Reproduce every record below exactly as written, but leave out any pictures.

-=-=-

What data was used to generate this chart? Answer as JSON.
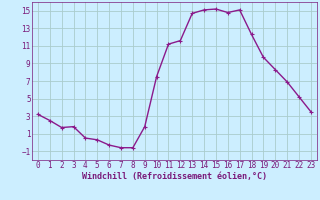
{
  "x": [
    0,
    1,
    2,
    3,
    4,
    5,
    6,
    7,
    8,
    9,
    10,
    11,
    12,
    13,
    14,
    15,
    16,
    17,
    18,
    19,
    20,
    21,
    22,
    23
  ],
  "y": [
    3.2,
    2.5,
    1.7,
    1.8,
    0.5,
    0.3,
    -0.3,
    -0.6,
    -0.6,
    1.8,
    7.5,
    11.2,
    11.6,
    14.7,
    15.1,
    15.2,
    14.8,
    15.1,
    12.3,
    9.7,
    8.3,
    6.9,
    5.2,
    3.5
  ],
  "line_color": "#8b1a8b",
  "marker": "+",
  "bg_color": "#cceeff",
  "grid_color": "#aacccc",
  "xlabel": "Windchill (Refroidissement éolien,°C)",
  "xlim": [
    -0.5,
    23.5
  ],
  "ylim": [
    -2,
    16
  ],
  "yticks": [
    -1,
    1,
    3,
    5,
    7,
    9,
    11,
    13,
    15
  ],
  "xticks": [
    0,
    1,
    2,
    3,
    4,
    5,
    6,
    7,
    8,
    9,
    10,
    11,
    12,
    13,
    14,
    15,
    16,
    17,
    18,
    19,
    20,
    21,
    22,
    23
  ],
  "tick_label_fontsize": 5.5,
  "xlabel_fontsize": 6.0,
  "axis_color": "#7a1a7a",
  "spine_color": "#7a1a7a",
  "line_width": 1.0,
  "marker_size": 3.5,
  "marker_edge_width": 0.8
}
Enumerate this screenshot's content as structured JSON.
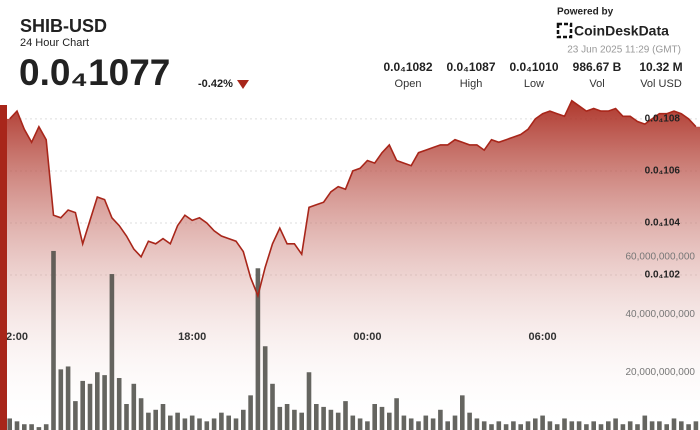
{
  "header": {
    "symbol": "SHIB-USD",
    "subtitle": "24 Hour Chart",
    "price": "0.0₄1077",
    "change": "-0.42%",
    "powered_by": "Powered by",
    "brand": "CoinDeskData",
    "timestamp": "23 Jun 2025 11:29 (GMT)",
    "stats": [
      {
        "value": "0.0₄1082",
        "label": "Open"
      },
      {
        "value": "0.0₄1087",
        "label": "High"
      },
      {
        "value": "0.0₄1010",
        "label": "Low"
      },
      {
        "value": "986.67 B",
        "label": "Vol"
      },
      {
        "value": "10.32 M",
        "label": "Vol USD"
      }
    ]
  },
  "chart_data": {
    "type": "area",
    "xlim": [
      0,
      94
    ],
    "xticks": [
      {
        "value": 1,
        "label": "2:00"
      },
      {
        "value": 25,
        "label": "18:00"
      },
      {
        "value": 49,
        "label": "00:00"
      },
      {
        "value": 73,
        "label": "06:00"
      }
    ],
    "ylim": [
      9.604e-06,
      1.0892e-05
    ],
    "yticks": [
      {
        "value": 1.02e-05,
        "label": "0.0₄102"
      },
      {
        "value": 1.04e-05,
        "label": "0.0₄104"
      },
      {
        "value": 1.06e-05,
        "label": "0.0₄106"
      },
      {
        "value": 1.08e-05,
        "label": "0.0₄108"
      }
    ],
    "y2lim": [
      0,
      116000000000
    ],
    "y2ticks": [
      {
        "value": 20000000000,
        "label": "20,000,000,000"
      },
      {
        "value": 40000000000,
        "label": "40,000,000,000"
      },
      {
        "value": 60000000000,
        "label": "60,000,000,000"
      }
    ],
    "grid": true,
    "series": [
      {
        "color": "#a8261a",
        "values": [
          1.08e-05,
          1.083e-05,
          1.076e-05,
          1.071e-05,
          1.077e-05,
          1.072e-05,
          1.043e-05,
          1.042e-05,
          1.045e-05,
          1.044e-05,
          1.032e-05,
          1.041e-05,
          1.05e-05,
          1.049e-05,
          1.042e-05,
          1.039e-05,
          1.035e-05,
          1.03e-05,
          1.027e-05,
          1.033e-05,
          1.032e-05,
          1.034e-05,
          1.032e-05,
          1.039e-05,
          1.043e-05,
          1.041e-05,
          1.042e-05,
          1.04e-05,
          1.037e-05,
          1.035e-05,
          1.034e-05,
          1.033e-05,
          1.029e-05,
          1.019e-05,
          1.012e-05,
          1.023e-05,
          1.032e-05,
          1.038e-05,
          1.032e-05,
          1.032e-05,
          1.028e-05,
          1.046e-05,
          1.047e-05,
          1.048e-05,
          1.052e-05,
          1.054e-05,
          1.053e-05,
          1.06e-05,
          1.061e-05,
          1.064e-05,
          1.063e-05,
          1.067e-05,
          1.07e-05,
          1.064e-05,
          1.063e-05,
          1.062e-05,
          1.067e-05,
          1.068e-05,
          1.069e-05,
          1.07e-05,
          1.07e-05,
          1.072e-05,
          1.071e-05,
          1.07e-05,
          1.07e-05,
          1.068e-05,
          1.072e-05,
          1.071e-05,
          1.072e-05,
          1.073e-05,
          1.074e-05,
          1.076e-05,
          1.08e-05,
          1.082e-05,
          1.083e-05,
          1.082e-05,
          1.081e-05,
          1.087e-05,
          1.085e-05,
          1.083e-05,
          1.084e-05,
          1.083e-05,
          1.083e-05,
          1.084e-05,
          1.081e-05,
          1.081e-05,
          1.079e-05,
          1.078e-05,
          1.08e-05,
          1.082e-05,
          1.082e-05,
          1.083e-05,
          1.082e-05,
          1.08e-05,
          1.077e-05
        ]
      },
      {
        "color": "#4a4a44",
        "axis": "y2",
        "values": [
          4000000000,
          3000000000,
          2000000000,
          2000000000,
          1000000000,
          2000000000,
          62000000000,
          21000000000,
          22000000000,
          10000000000,
          17000000000,
          16000000000,
          20000000000,
          19000000000,
          54000000000,
          18000000000,
          9000000000,
          16000000000,
          11000000000,
          6000000000,
          7000000000,
          9000000000,
          5000000000,
          6000000000,
          4000000000,
          5000000000,
          4000000000,
          3000000000,
          4000000000,
          6000000000,
          5000000000,
          4000000000,
          7000000000,
          12000000000,
          56000000000,
          29000000000,
          16000000000,
          8000000000,
          9000000000,
          7000000000,
          6000000000,
          20000000000,
          9000000000,
          8000000000,
          7000000000,
          6000000000,
          10000000000,
          5000000000,
          4000000000,
          3000000000,
          9000000000,
          8000000000,
          6000000000,
          11000000000,
          5000000000,
          4000000000,
          3000000000,
          5000000000,
          4000000000,
          7000000000,
          3000000000,
          5000000000,
          12000000000,
          6000000000,
          4000000000,
          3000000000,
          2000000000,
          3000000000,
          2000000000,
          3000000000,
          2000000000,
          3000000000,
          4000000000,
          5000000000,
          3000000000,
          2000000000,
          4000000000,
          3000000000,
          3000000000,
          2000000000,
          3000000000,
          2000000000,
          3000000000,
          4000000000,
          2000000000,
          3000000000,
          2000000000,
          5000000000,
          3000000000,
          3000000000,
          2000000000,
          4000000000,
          3000000000,
          2000000000,
          3000000000
        ]
      }
    ]
  }
}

-=-=-

--- Solution ---
What data was used to generate this chart? Answer as JSON.
{
  "x": [
    0,
    1,
    2,
    3,
    4,
    5,
    6,
    7,
    8,
    9,
    10,
    11,
    12,
    13,
    14,
    15,
    16,
    17,
    18,
    19,
    20,
    21,
    22,
    23
  ],
  "y": [
    3.2,
    2.5,
    1.7,
    1.8,
    0.5,
    0.3,
    -0.3,
    -0.6,
    -0.6,
    1.8,
    7.5,
    11.2,
    11.6,
    14.7,
    15.1,
    15.2,
    14.8,
    15.1,
    12.3,
    9.7,
    8.3,
    6.9,
    5.2,
    3.5
  ],
  "line_color": "#8b1a8b",
  "marker": "+",
  "bg_color": "#cceeff",
  "grid_color": "#aacccc",
  "xlabel": "Windchill (Refroidissement éolien,°C)",
  "xlim": [
    -0.5,
    23.5
  ],
  "ylim": [
    -2,
    16
  ],
  "yticks": [
    -1,
    1,
    3,
    5,
    7,
    9,
    11,
    13,
    15
  ],
  "xticks": [
    0,
    1,
    2,
    3,
    4,
    5,
    6,
    7,
    8,
    9,
    10,
    11,
    12,
    13,
    14,
    15,
    16,
    17,
    18,
    19,
    20,
    21,
    22,
    23
  ],
  "tick_label_fontsize": 5.5,
  "xlabel_fontsize": 6.0,
  "axis_color": "#7a1a7a",
  "spine_color": "#7a1a7a",
  "line_width": 1.0,
  "marker_size": 3.5,
  "marker_edge_width": 0.8
}
Enumerate this screenshot's content as structured JSON.
{
  "header": {
    "symbol": "SHIB-USD",
    "subtitle": "24 Hour Chart",
    "price": "0.0₄1077",
    "change": "-0.42%",
    "powered_by": "Powered by",
    "brand": "CoinDeskData",
    "timestamp": "23 Jun 2025 11:29 (GMT)",
    "stats": [
      {
        "value": "0.0₄1082",
        "label": "Open"
      },
      {
        "value": "0.0₄1087",
        "label": "High"
      },
      {
        "value": "0.0₄1010",
        "label": "Low"
      },
      {
        "value": "986.67 B",
        "label": "Vol"
      },
      {
        "value": "10.32 M",
        "label": "Vol USD"
      }
    ]
  },
  "chart_data": {
    "type": "area",
    "xlim": [
      0,
      94
    ],
    "xticks": [
      {
        "value": 1,
        "label": "2:00"
      },
      {
        "value": 25,
        "label": "18:00"
      },
      {
        "value": 49,
        "label": "00:00"
      },
      {
        "value": 73,
        "label": "06:00"
      }
    ],
    "ylim": [
      9.604e-06,
      1.0892e-05
    ],
    "yticks": [
      {
        "value": 1.02e-05,
        "label": "0.0₄102"
      },
      {
        "value": 1.04e-05,
        "label": "0.0₄104"
      },
      {
        "value": 1.06e-05,
        "label": "0.0₄106"
      },
      {
        "value": 1.08e-05,
        "label": "0.0₄108"
      }
    ],
    "y2lim": [
      0,
      116000000000
    ],
    "y2ticks": [
      {
        "value": 20000000000,
        "label": "20,000,000,000"
      },
      {
        "value": 40000000000,
        "label": "40,000,000,000"
      },
      {
        "value": 60000000000,
        "label": "60,000,000,000"
      }
    ],
    "grid": true,
    "series": [
      {
        "color": "#a8261a",
        "values": [
          1.08e-05,
          1.083e-05,
          1.076e-05,
          1.071e-05,
          1.077e-05,
          1.072e-05,
          1.043e-05,
          1.042e-05,
          1.045e-05,
          1.044e-05,
          1.032e-05,
          1.041e-05,
          1.05e-05,
          1.049e-05,
          1.042e-05,
          1.039e-05,
          1.035e-05,
          1.03e-05,
          1.027e-05,
          1.033e-05,
          1.032e-05,
          1.034e-05,
          1.032e-05,
          1.039e-05,
          1.043e-05,
          1.041e-05,
          1.042e-05,
          1.04e-05,
          1.037e-05,
          1.035e-05,
          1.034e-05,
          1.033e-05,
          1.029e-05,
          1.019e-05,
          1.012e-05,
          1.023e-05,
          1.032e-05,
          1.038e-05,
          1.032e-05,
          1.032e-05,
          1.028e-05,
          1.046e-05,
          1.047e-05,
          1.048e-05,
          1.052e-05,
          1.054e-05,
          1.053e-05,
          1.06e-05,
          1.061e-05,
          1.064e-05,
          1.063e-05,
          1.067e-05,
          1.07e-05,
          1.064e-05,
          1.063e-05,
          1.062e-05,
          1.067e-05,
          1.068e-05,
          1.069e-05,
          1.07e-05,
          1.07e-05,
          1.072e-05,
          1.071e-05,
          1.07e-05,
          1.07e-05,
          1.068e-05,
          1.072e-05,
          1.071e-05,
          1.072e-05,
          1.073e-05,
          1.074e-05,
          1.076e-05,
          1.08e-05,
          1.082e-05,
          1.083e-05,
          1.082e-05,
          1.081e-05,
          1.087e-05,
          1.085e-05,
          1.083e-05,
          1.084e-05,
          1.083e-05,
          1.083e-05,
          1.084e-05,
          1.081e-05,
          1.081e-05,
          1.079e-05,
          1.078e-05,
          1.08e-05,
          1.082e-05,
          1.082e-05,
          1.083e-05,
          1.082e-05,
          1.08e-05,
          1.077e-05
        ]
      },
      {
        "color": "#4a4a44",
        "axis": "y2",
        "values": [
          4000000000,
          3000000000,
          2000000000,
          2000000000,
          1000000000,
          2000000000,
          62000000000,
          21000000000,
          22000000000,
          10000000000,
          17000000000,
          16000000000,
          20000000000,
          19000000000,
          54000000000,
          18000000000,
          9000000000,
          16000000000,
          11000000000,
          6000000000,
          7000000000,
          9000000000,
          5000000000,
          6000000000,
          4000000000,
          5000000000,
          4000000000,
          3000000000,
          4000000000,
          6000000000,
          5000000000,
          4000000000,
          7000000000,
          12000000000,
          56000000000,
          29000000000,
          16000000000,
          8000000000,
          9000000000,
          7000000000,
          6000000000,
          20000000000,
          9000000000,
          8000000000,
          7000000000,
          6000000000,
          10000000000,
          5000000000,
          4000000000,
          3000000000,
          9000000000,
          8000000000,
          6000000000,
          11000000000,
          5000000000,
          4000000000,
          3000000000,
          5000000000,
          4000000000,
          7000000000,
          3000000000,
          5000000000,
          12000000000,
          6000000000,
          4000000000,
          3000000000,
          2000000000,
          3000000000,
          2000000000,
          3000000000,
          2000000000,
          3000000000,
          4000000000,
          5000000000,
          3000000000,
          2000000000,
          4000000000,
          3000000000,
          3000000000,
          2000000000,
          3000000000,
          2000000000,
          3000000000,
          4000000000,
          2000000000,
          3000000000,
          2000000000,
          5000000000,
          3000000000,
          3000000000,
          2000000000,
          4000000000,
          3000000000,
          2000000000,
          3000000000
        ]
      }
    ]
  }
}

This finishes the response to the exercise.